- **EXERCISE**
Look through the data for the string "CalMAN". Copy every line where it is found.

[Dataset entries on figures]
************
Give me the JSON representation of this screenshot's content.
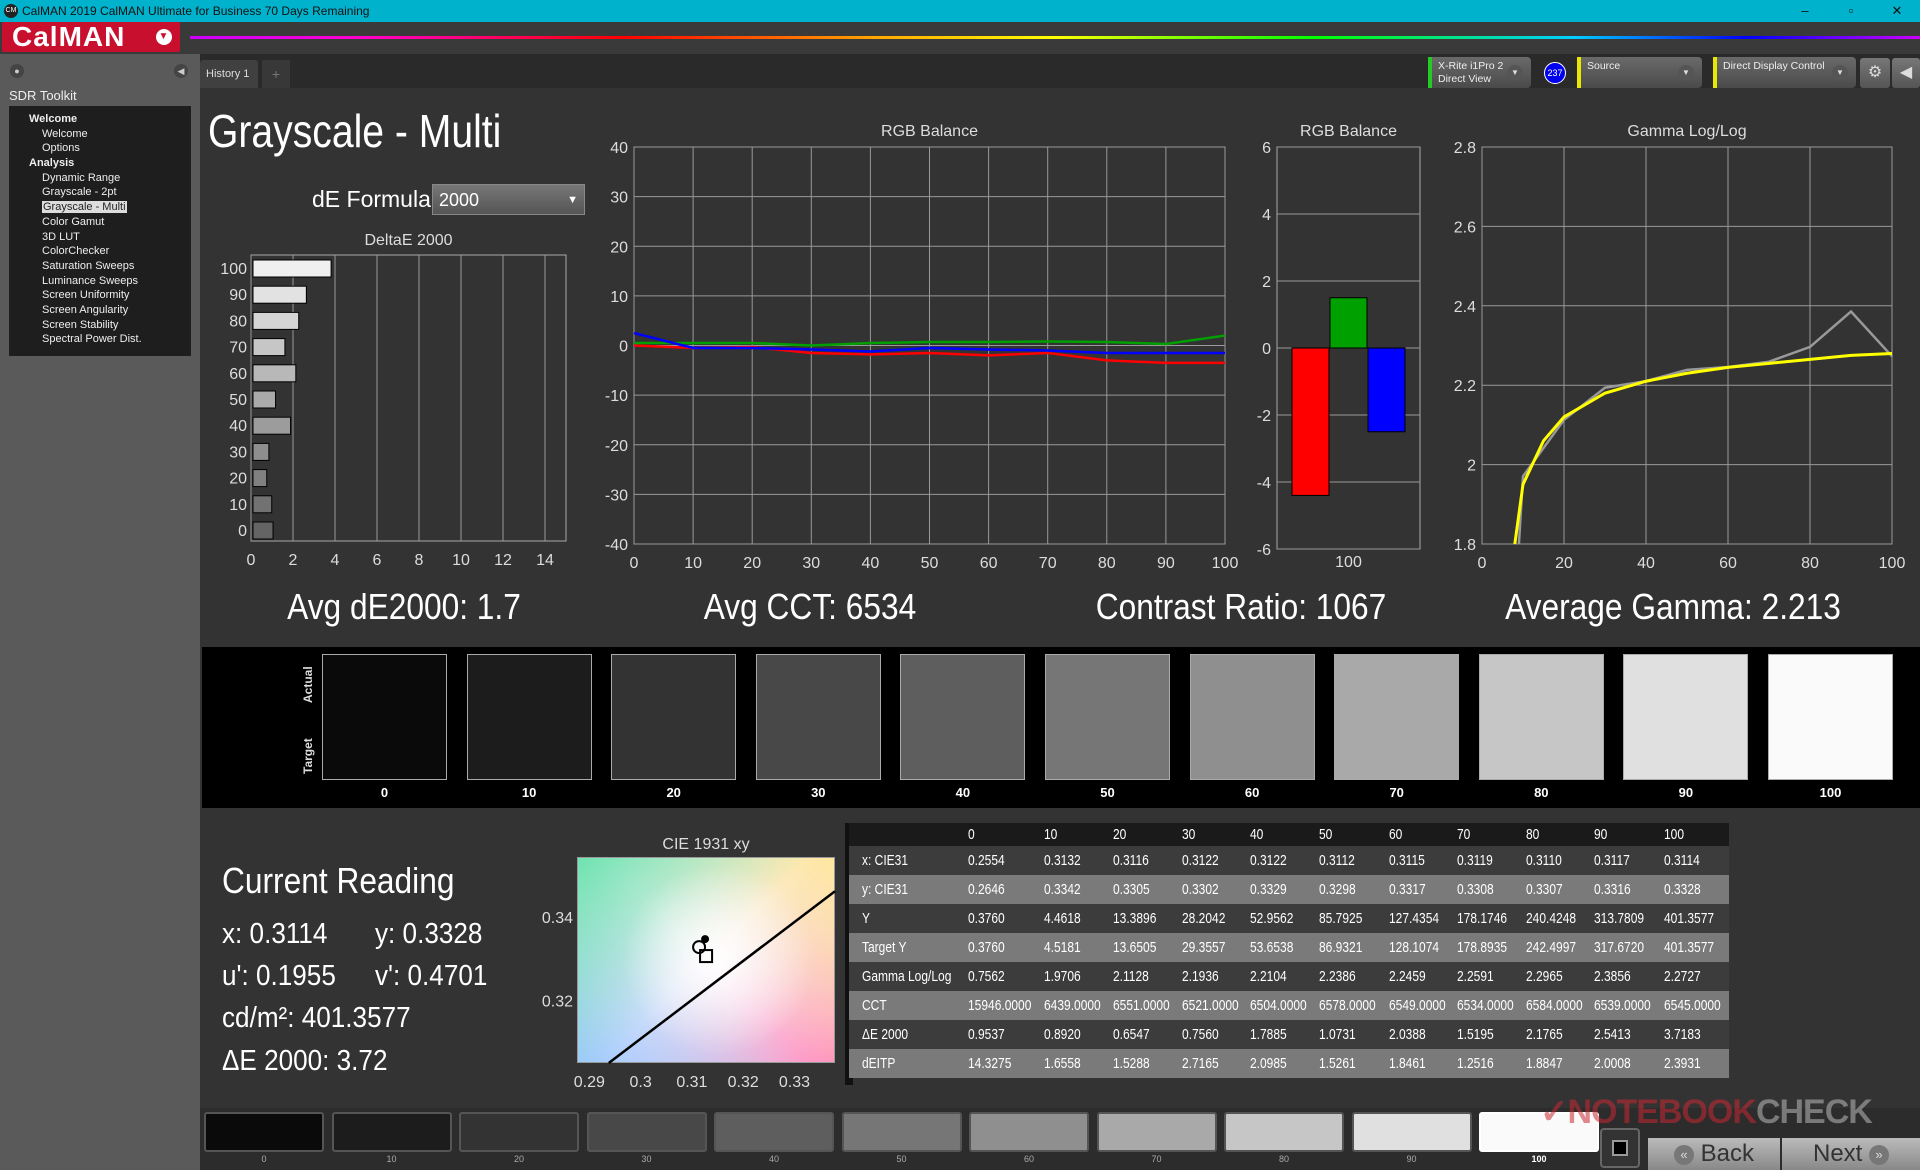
{
  "window": {
    "title": "CalMAN 2019 CalMAN Ultimate for Business 70 Days Remaining",
    "app_icon": "CM",
    "logo": "CalMAN"
  },
  "sidebar": {
    "title": "SDR Toolkit",
    "groups": [
      {
        "label": "Welcome",
        "items": [
          "Welcome",
          "Options"
        ]
      },
      {
        "label": "Analysis",
        "items": [
          "Dynamic Range",
          "Grayscale - 2pt",
          "Grayscale - Multi",
          "Color Gamut",
          "3D LUT",
          "ColorChecker",
          "Saturation Sweeps",
          "Luminance Sweeps",
          "Screen Uniformity",
          "Screen Angularity",
          "Screen Stability",
          "Spectral Power Dist."
        ]
      }
    ],
    "selected": "Grayscale - Multi"
  },
  "tabs": [
    {
      "label": "History 1"
    }
  ],
  "devices": {
    "meter_line1": "X-Rite i1Pro 2",
    "meter_line2": "Direct View",
    "meter_badge": "237",
    "source": "Source",
    "display": "Direct Display Control",
    "meter_color": "#22cc22",
    "source_color": "#e8e800",
    "display_color": "#e8e800"
  },
  "page": {
    "title": "Grayscale - Multi",
    "de_formula_label": "dE Formula:",
    "de_formula_value": "2000"
  },
  "summary": {
    "avg_de": "Avg dE2000: 1.7",
    "avg_cct": "Avg CCT: 6534",
    "contrast": "Contrast Ratio: 1067",
    "avg_gamma": "Average Gamma: 2.213"
  },
  "chart_data": [
    {
      "type": "bar",
      "orientation": "horizontal",
      "title": "DeltaE 2000",
      "categories": [
        "0",
        "10",
        "20",
        "30",
        "40",
        "50",
        "60",
        "70",
        "80",
        "90",
        "100"
      ],
      "values": [
        0.9537,
        0.892,
        0.6547,
        0.756,
        1.7885,
        1.0731,
        2.0388,
        1.5195,
        2.1765,
        2.5413,
        3.7183
      ],
      "xlim": [
        0,
        15
      ],
      "xticks": [
        "0",
        "2",
        "4",
        "6",
        "8",
        "10",
        "12",
        "14"
      ],
      "grid": true
    },
    {
      "type": "line",
      "title": "RGB Balance",
      "x": [
        0,
        10,
        20,
        30,
        40,
        50,
        60,
        70,
        80,
        90,
        100
      ],
      "ylim": [
        -40,
        40
      ],
      "xticks": [
        "0",
        "10",
        "20",
        "30",
        "40",
        "50",
        "60",
        "70",
        "80",
        "90",
        "100"
      ],
      "yticks": [
        "40",
        "30",
        "20",
        "10",
        "0",
        "-10",
        "-20",
        "-30",
        "-40"
      ],
      "grid": true,
      "series": [
        {
          "color": "#ff0000",
          "values": [
            0,
            -0.5,
            -0.3,
            -1.5,
            -1.8,
            -1.5,
            -2,
            -1.5,
            -3,
            -3.5,
            -3.5
          ]
        },
        {
          "color": "#00a000",
          "values": [
            0.5,
            0.5,
            0.5,
            0,
            0.5,
            0.7,
            0.7,
            0.8,
            0.7,
            0.3,
            2
          ]
        },
        {
          "color": "#0000ff",
          "values": [
            2.5,
            -0.5,
            -0.5,
            -0.8,
            -1.2,
            -0.5,
            -0.8,
            -1,
            -1.5,
            -1.5,
            -1.5
          ]
        }
      ]
    },
    {
      "type": "bar",
      "title": "RGB Balance",
      "categories": [
        "100"
      ],
      "ylim": [
        -6,
        6
      ],
      "yticks": [
        "6",
        "4",
        "2",
        "0",
        "-2",
        "-4",
        "-6"
      ],
      "series": [
        {
          "color": "#ff0000",
          "values": [
            -4.4
          ]
        },
        {
          "color": "#00a000",
          "values": [
            1.5
          ]
        },
        {
          "color": "#0000ff",
          "values": [
            -2.5
          ]
        }
      ]
    },
    {
      "type": "line",
      "title": "Gamma Log/Log",
      "xlim": [
        0,
        100
      ],
      "ylim": [
        1.8,
        2.8
      ],
      "xticks": [
        "0",
        "20",
        "40",
        "60",
        "80",
        "100"
      ],
      "yticks": [
        "2.8",
        "2.6",
        "2.4",
        "2.2",
        "2",
        "1.8"
      ],
      "grid": true,
      "series": [
        {
          "color": "#999999",
          "x": [
            9,
            10,
            20,
            30,
            40,
            50,
            60,
            70,
            80,
            90,
            100
          ],
          "values": [
            1.8,
            1.9706,
            2.1128,
            2.1936,
            2.2104,
            2.2386,
            2.2459,
            2.2591,
            2.2965,
            2.3856,
            2.2727
          ]
        },
        {
          "color": "#ffff00",
          "x": [
            8,
            10,
            15,
            20,
            30,
            40,
            50,
            60,
            70,
            80,
            90,
            100
          ],
          "values": [
            1.8,
            1.95,
            2.06,
            2.12,
            2.18,
            2.21,
            2.23,
            2.245,
            2.255,
            2.265,
            2.275,
            2.28
          ]
        }
      ]
    },
    {
      "type": "scatter",
      "title": "CIE 1931 xy",
      "xlim": [
        0.2876,
        0.3379
      ],
      "ylim": [
        0.305,
        0.3544
      ],
      "xticks": [
        "0.29",
        "0.3",
        "0.31",
        "0.32",
        "0.33"
      ],
      "yticks": [
        "0.34",
        "0.32"
      ],
      "points": [
        {
          "x": 0.3114,
          "y": 0.3328
        }
      ],
      "locus": [
        [
          0.2938,
          0.305
        ],
        [
          0.3379,
          0.3462
        ]
      ]
    }
  ],
  "swatches": {
    "actual_label": "Actual",
    "target_label": "Target",
    "items": [
      {
        "label": "0",
        "color": "#0a0a0a"
      },
      {
        "label": "10",
        "color": "#1c1c1c"
      },
      {
        "label": "20",
        "color": "#333333"
      },
      {
        "label": "30",
        "color": "#484848"
      },
      {
        "label": "40",
        "color": "#5e5e5e"
      },
      {
        "label": "50",
        "color": "#767676"
      },
      {
        "label": "60",
        "color": "#8f8f8f"
      },
      {
        "label": "70",
        "color": "#a9a9a9"
      },
      {
        "label": "80",
        "color": "#c6c6c6"
      },
      {
        "label": "90",
        "color": "#e0e0e0"
      },
      {
        "label": "100",
        "color": "#fafafa"
      }
    ]
  },
  "reading": {
    "title": "Current Reading",
    "x": "x: 0.3114",
    "y": "y: 0.3328",
    "u": "u': 0.1955",
    "v": "v': 0.4701",
    "lum": "cd/m²: 401.3577",
    "de": "ΔE 2000: 3.72"
  },
  "table": {
    "columns": [
      "0",
      "10",
      "20",
      "30",
      "40",
      "50",
      "60",
      "70",
      "80",
      "90",
      "100"
    ],
    "rows": [
      {
        "label": "x: CIE31",
        "values": [
          "0.2554",
          "0.3132",
          "0.3116",
          "0.3122",
          "0.3122",
          "0.3112",
          "0.3115",
          "0.3119",
          "0.3110",
          "0.3117",
          "0.3114"
        ]
      },
      {
        "label": "y: CIE31",
        "values": [
          "0.2646",
          "0.3342",
          "0.3305",
          "0.3302",
          "0.3329",
          "0.3298",
          "0.3317",
          "0.3308",
          "0.3307",
          "0.3316",
          "0.3328"
        ]
      },
      {
        "label": "Y",
        "values": [
          "0.3760",
          "4.4618",
          "13.3896",
          "28.2042",
          "52.9562",
          "85.7925",
          "127.4354",
          "178.1746",
          "240.4248",
          "313.7809",
          "401.3577"
        ]
      },
      {
        "label": "Target Y",
        "values": [
          "0.3760",
          "4.5181",
          "13.6505",
          "29.3557",
          "53.6538",
          "86.9321",
          "128.1074",
          "178.8935",
          "242.4997",
          "317.6720",
          "401.3577"
        ]
      },
      {
        "label": "Gamma Log/Log",
        "values": [
          "0.7562",
          "1.9706",
          "2.1128",
          "2.1936",
          "2.2104",
          "2.2386",
          "2.2459",
          "2.2591",
          "2.2965",
          "2.3856",
          "2.2727"
        ]
      },
      {
        "label": "CCT",
        "values": [
          "15946.0000",
          "6439.0000",
          "6551.0000",
          "6521.0000",
          "6504.0000",
          "6578.0000",
          "6549.0000",
          "6534.0000",
          "6584.0000",
          "6539.0000",
          "6545.0000"
        ]
      },
      {
        "label": "ΔE 2000",
        "values": [
          "0.9537",
          "0.8920",
          "0.6547",
          "0.7560",
          "1.7885",
          "1.0731",
          "2.0388",
          "1.5195",
          "2.1765",
          "2.5413",
          "3.7183"
        ]
      },
      {
        "label": "dEITP",
        "values": [
          "14.3275",
          "1.6558",
          "1.5288",
          "2.7165",
          "2.0985",
          "1.5261",
          "1.8461",
          "1.2516",
          "1.8847",
          "2.0008",
          "2.3931"
        ]
      }
    ]
  },
  "bottom": {
    "selected": "100",
    "back": "Back",
    "next": "Next",
    "watermark": "NOTEBOOKCHECK"
  }
}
************
- **SOLUTION FOR THIS EXERCISE**
    "title": "CalMAN 2019 CalMAN Ultimate for Business 70 Days Remaining",
    "logo": "CalMAN"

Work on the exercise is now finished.